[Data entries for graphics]
──────────────────────────────

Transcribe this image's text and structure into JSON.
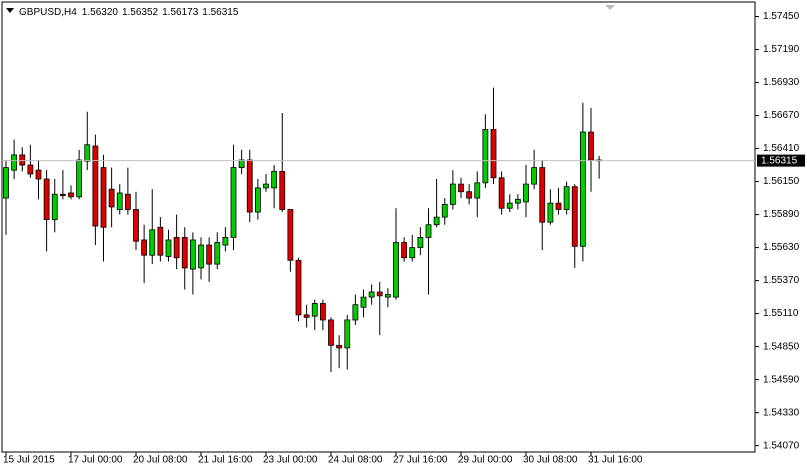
{
  "chart_data": {
    "type": "candlestick",
    "header": {
      "symbol": "GBPUSD,H4",
      "quote": [
        "1.56320",
        "1.56352",
        "1.56173",
        "1.56315"
      ]
    },
    "categories": [
      "15 Jul 2015",
      null,
      null,
      null,
      null,
      null,
      null,
      null,
      "17 Jul 00:00",
      null,
      null,
      null,
      null,
      null,
      null,
      null,
      "20 Jul 08:00",
      null,
      null,
      null,
      null,
      null,
      null,
      null,
      "21 Jul 16:00",
      null,
      null,
      null,
      null,
      null,
      null,
      null,
      "23 Jul 00:00",
      null,
      null,
      null,
      null,
      null,
      null,
      null,
      "24 Jul 08:00",
      null,
      null,
      null,
      null,
      null,
      null,
      null,
      "27 Jul 16:00",
      null,
      null,
      null,
      null,
      null,
      null,
      null,
      "29 Jul 00:00",
      null,
      null,
      null,
      null,
      null,
      null,
      null,
      "30 Jul 08:00",
      null,
      null,
      null,
      null,
      null,
      null,
      null,
      "31 Jul 16:00",
      null
    ],
    "open": [
      1.5602,
      1.5624,
      1.5636,
      1.5628,
      1.5624,
      1.5617,
      1.5585,
      1.5605,
      1.5606,
      1.5603,
      1.5631,
      1.5643,
      1.5626,
      1.5609,
      1.5593,
      1.5605,
      1.5593,
      1.5569,
      1.5557,
      1.5579,
      1.5556,
      1.5571,
      1.5571,
      1.5546,
      1.5547,
      1.5565,
      1.555,
      1.5565,
      1.5571,
      1.5626,
      1.5632,
      1.5591,
      1.561,
      1.561,
      1.5623,
      1.5593,
      1.5553,
      1.551,
      1.5509,
      1.5519,
      1.5506,
      1.5486,
      1.5484,
      1.5506,
      1.5516,
      1.5524,
      1.5528,
      1.5524,
      1.5524,
      1.5567,
      1.5555,
      1.5563,
      1.5571,
      1.5581,
      1.5587,
      1.5597,
      1.5613,
      1.5607,
      1.5602,
      1.5614,
      1.5656,
      1.5618,
      1.5594,
      1.5598,
      1.5599,
      1.5613,
      1.5626,
      1.5583,
      1.5598,
      1.5593,
      1.5611,
      1.5564,
      1.5654,
      1.5632
    ],
    "high": [
      1.5632,
      1.5648,
      1.5642,
      1.5644,
      1.5632,
      1.5624,
      1.5617,
      1.5624,
      1.5612,
      1.564,
      1.567,
      1.5652,
      1.5636,
      1.5626,
      1.5613,
      1.5626,
      1.5607,
      1.5581,
      1.5609,
      1.5587,
      1.5577,
      1.5589,
      1.5579,
      1.5575,
      1.5571,
      1.5571,
      1.5575,
      1.5579,
      1.5644,
      1.564,
      1.564,
      1.5617,
      1.5621,
      1.5628,
      1.5669,
      1.5593,
      1.5555,
      1.5518,
      1.5522,
      1.5522,
      1.5508,
      1.5494,
      1.551,
      1.5526,
      1.553,
      1.5534,
      1.5536,
      1.5531,
      1.5594,
      1.5571,
      1.5573,
      1.5579,
      1.5594,
      1.5617,
      1.5602,
      1.5624,
      1.5618,
      1.5613,
      1.5623,
      1.5668,
      1.5689,
      1.5623,
      1.5605,
      1.5605,
      1.5628,
      1.564,
      1.5632,
      1.5609,
      1.561,
      1.5615,
      1.5613,
      1.5677,
      1.5673,
      1.56352
    ],
    "low": [
      1.5573,
      1.5617,
      1.5623,
      1.5618,
      1.5601,
      1.556,
      1.5575,
      1.5601,
      1.5601,
      1.5601,
      1.5624,
      1.5565,
      1.5552,
      1.5579,
      1.5589,
      1.5589,
      1.5561,
      1.5535,
      1.555,
      1.5552,
      1.5552,
      1.5546,
      1.553,
      1.5526,
      1.5538,
      1.5536,
      1.5546,
      1.556,
      1.5561,
      1.5621,
      1.5583,
      1.5585,
      1.5607,
      1.5594,
      1.5591,
      1.5544,
      1.5505,
      1.55,
      1.5498,
      1.5498,
      1.5465,
      1.5468,
      1.5467,
      1.5502,
      1.5508,
      1.5518,
      1.5494,
      1.5516,
      1.5522,
      1.5552,
      1.5552,
      1.5557,
      1.5526,
      1.5579,
      1.5581,
      1.5593,
      1.5602,
      1.5597,
      1.5587,
      1.561,
      1.5613,
      1.5589,
      1.5591,
      1.5593,
      1.5587,
      1.5609,
      1.5561,
      1.5581,
      1.5589,
      1.5589,
      1.5547,
      1.5552,
      1.5607,
      1.56173
    ],
    "close": [
      1.5626,
      1.5636,
      1.5628,
      1.5621,
      1.5617,
      1.5585,
      1.5605,
      1.5604,
      1.5603,
      1.5632,
      1.5644,
      1.558,
      1.5579,
      1.5595,
      1.5606,
      1.5593,
      1.5568,
      1.5557,
      1.5577,
      1.5557,
      1.5569,
      1.5555,
      1.5547,
      1.5569,
      1.5565,
      1.555,
      1.5567,
      1.5571,
      1.5626,
      1.5632,
      1.5591,
      1.561,
      1.5613,
      1.5623,
      1.5593,
      1.5553,
      1.551,
      1.5508,
      1.5519,
      1.5506,
      1.5486,
      1.5484,
      1.5506,
      1.5518,
      1.5524,
      1.5528,
      1.5525,
      1.5526,
      1.5567,
      1.5555,
      1.5563,
      1.5571,
      1.5581,
      1.5587,
      1.5597,
      1.5613,
      1.5607,
      1.5602,
      1.5614,
      1.5656,
      1.5618,
      1.5594,
      1.5598,
      1.5601,
      1.5613,
      1.5626,
      1.5583,
      1.5598,
      1.5593,
      1.5611,
      1.5564,
      1.5654,
      1.5632,
      1.56315
    ],
    "up_color": "#00cc00",
    "down_color": "#dd0000",
    "ylim": [
      1.5402,
      1.5758
    ],
    "yticks": [
      {
        "value": 1.5745,
        "label": "1.57450"
      },
      {
        "value": 1.5719,
        "label": "1.57190"
      },
      {
        "value": 1.5693,
        "label": "1.56930"
      },
      {
        "value": 1.5667,
        "label": "1.56670"
      },
      {
        "value": 1.5641,
        "label": "1.56410"
      },
      {
        "value": 1.5615,
        "label": "1.56150"
      },
      {
        "value": 1.5589,
        "label": "1.55890"
      },
      {
        "value": 1.5563,
        "label": "1.55630"
      },
      {
        "value": 1.5537,
        "label": "1.55370"
      },
      {
        "value": 1.5511,
        "label": "1.55110"
      },
      {
        "value": 1.5485,
        "label": "1.54850"
      },
      {
        "value": 1.5459,
        "label": "1.54590"
      },
      {
        "value": 1.5433,
        "label": "1.54330"
      },
      {
        "value": 1.5407,
        "label": "1.54070"
      }
    ],
    "current_price": {
      "value": 1.56315,
      "label": "1.56315"
    }
  }
}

──────────────────────────────

Challenge: Restate the data above exactly, stripping out each image.

Completed exercise:
Transcribe this image's text and structure into JSON.
{
  "chart_data": {
    "type": "candlestick",
    "header": {
      "symbol": "GBPUSD,H4",
      "quote": [
        "1.56320",
        "1.56352",
        "1.56173",
        "1.56315"
      ]
    },
    "categories": [
      "15 Jul 2015",
      null,
      null,
      null,
      null,
      null,
      null,
      null,
      "17 Jul 00:00",
      null,
      null,
      null,
      null,
      null,
      null,
      null,
      "20 Jul 08:00",
      null,
      null,
      null,
      null,
      null,
      null,
      null,
      "21 Jul 16:00",
      null,
      null,
      null,
      null,
      null,
      null,
      null,
      "23 Jul 00:00",
      null,
      null,
      null,
      null,
      null,
      null,
      null,
      "24 Jul 08:00",
      null,
      null,
      null,
      null,
      null,
      null,
      null,
      "27 Jul 16:00",
      null,
      null,
      null,
      null,
      null,
      null,
      null,
      "29 Jul 00:00",
      null,
      null,
      null,
      null,
      null,
      null,
      null,
      "30 Jul 08:00",
      null,
      null,
      null,
      null,
      null,
      null,
      null,
      "31 Jul 16:00",
      null
    ],
    "open": [
      1.5602,
      1.5624,
      1.5636,
      1.5628,
      1.5624,
      1.5617,
      1.5585,
      1.5605,
      1.5606,
      1.5603,
      1.5631,
      1.5643,
      1.5626,
      1.5609,
      1.5593,
      1.5605,
      1.5593,
      1.5569,
      1.5557,
      1.5579,
      1.5556,
      1.5571,
      1.5571,
      1.5546,
      1.5547,
      1.5565,
      1.555,
      1.5565,
      1.5571,
      1.5626,
      1.5632,
      1.5591,
      1.561,
      1.561,
      1.5623,
      1.5593,
      1.5553,
      1.551,
      1.5509,
      1.5519,
      1.5506,
      1.5486,
      1.5484,
      1.5506,
      1.5516,
      1.5524,
      1.5528,
      1.5524,
      1.5524,
      1.5567,
      1.5555,
      1.5563,
      1.5571,
      1.5581,
      1.5587,
      1.5597,
      1.5613,
      1.5607,
      1.5602,
      1.5614,
      1.5656,
      1.5618,
      1.5594,
      1.5598,
      1.5599,
      1.5613,
      1.5626,
      1.5583,
      1.5598,
      1.5593,
      1.5611,
      1.5564,
      1.5654,
      1.5632
    ],
    "high": [
      1.5632,
      1.5648,
      1.5642,
      1.5644,
      1.5632,
      1.5624,
      1.5617,
      1.5624,
      1.5612,
      1.564,
      1.567,
      1.5652,
      1.5636,
      1.5626,
      1.5613,
      1.5626,
      1.5607,
      1.5581,
      1.5609,
      1.5587,
      1.5577,
      1.5589,
      1.5579,
      1.5575,
      1.5571,
      1.5571,
      1.5575,
      1.5579,
      1.5644,
      1.564,
      1.564,
      1.5617,
      1.5621,
      1.5628,
      1.5669,
      1.5593,
      1.5555,
      1.5518,
      1.5522,
      1.5522,
      1.5508,
      1.5494,
      1.551,
      1.5526,
      1.553,
      1.5534,
      1.5536,
      1.5531,
      1.5594,
      1.5571,
      1.5573,
      1.5579,
      1.5594,
      1.5617,
      1.5602,
      1.5624,
      1.5618,
      1.5613,
      1.5623,
      1.5668,
      1.5689,
      1.5623,
      1.5605,
      1.5605,
      1.5628,
      1.564,
      1.5632,
      1.5609,
      1.561,
      1.5615,
      1.5613,
      1.5677,
      1.5673,
      1.56352
    ],
    "low": [
      1.5573,
      1.5617,
      1.5623,
      1.5618,
      1.5601,
      1.556,
      1.5575,
      1.5601,
      1.5601,
      1.5601,
      1.5624,
      1.5565,
      1.5552,
      1.5579,
      1.5589,
      1.5589,
      1.5561,
      1.5535,
      1.555,
      1.5552,
      1.5552,
      1.5546,
      1.553,
      1.5526,
      1.5538,
      1.5536,
      1.5546,
      1.556,
      1.5561,
      1.5621,
      1.5583,
      1.5585,
      1.5607,
      1.5594,
      1.5591,
      1.5544,
      1.5505,
      1.55,
      1.5498,
      1.5498,
      1.5465,
      1.5468,
      1.5467,
      1.5502,
      1.5508,
      1.5518,
      1.5494,
      1.5516,
      1.5522,
      1.5552,
      1.5552,
      1.5557,
      1.5526,
      1.5579,
      1.5581,
      1.5593,
      1.5602,
      1.5597,
      1.5587,
      1.561,
      1.5613,
      1.5589,
      1.5591,
      1.5593,
      1.5587,
      1.5609,
      1.5561,
      1.5581,
      1.5589,
      1.5589,
      1.5547,
      1.5552,
      1.5607,
      1.56173
    ],
    "close": [
      1.5626,
      1.5636,
      1.5628,
      1.5621,
      1.5617,
      1.5585,
      1.5605,
      1.5604,
      1.5603,
      1.5632,
      1.5644,
      1.558,
      1.5579,
      1.5595,
      1.5606,
      1.5593,
      1.5568,
      1.5557,
      1.5577,
      1.5557,
      1.5569,
      1.5555,
      1.5547,
      1.5569,
      1.5565,
      1.555,
      1.5567,
      1.5571,
      1.5626,
      1.5632,
      1.5591,
      1.561,
      1.5613,
      1.5623,
      1.5593,
      1.5553,
      1.551,
      1.5508,
      1.5519,
      1.5506,
      1.5486,
      1.5484,
      1.5506,
      1.5518,
      1.5524,
      1.5528,
      1.5525,
      1.5526,
      1.5567,
      1.5555,
      1.5563,
      1.5571,
      1.5581,
      1.5587,
      1.5597,
      1.5613,
      1.5607,
      1.5602,
      1.5614,
      1.5656,
      1.5618,
      1.5594,
      1.5598,
      1.5601,
      1.5613,
      1.5626,
      1.5583,
      1.5598,
      1.5593,
      1.5611,
      1.5564,
      1.5654,
      1.5632,
      1.56315
    ],
    "up_color": "#00cc00",
    "down_color": "#dd0000",
    "ylim": [
      1.5402,
      1.5758
    ],
    "yticks": [
      {
        "value": 1.5745,
        "label": "1.57450"
      },
      {
        "value": 1.5719,
        "label": "1.57190"
      },
      {
        "value": 1.5693,
        "label": "1.56930"
      },
      {
        "value": 1.5667,
        "label": "1.56670"
      },
      {
        "value": 1.5641,
        "label": "1.56410"
      },
      {
        "value": 1.5615,
        "label": "1.56150"
      },
      {
        "value": 1.5589,
        "label": "1.55890"
      },
      {
        "value": 1.5563,
        "label": "1.55630"
      },
      {
        "value": 1.5537,
        "label": "1.55370"
      },
      {
        "value": 1.5511,
        "label": "1.55110"
      },
      {
        "value": 1.5485,
        "label": "1.54850"
      },
      {
        "value": 1.5459,
        "label": "1.54590"
      },
      {
        "value": 1.5433,
        "label": "1.54330"
      },
      {
        "value": 1.5407,
        "label": "1.54070"
      }
    ],
    "current_price": {
      "value": 1.56315,
      "label": "1.56315"
    }
  }
}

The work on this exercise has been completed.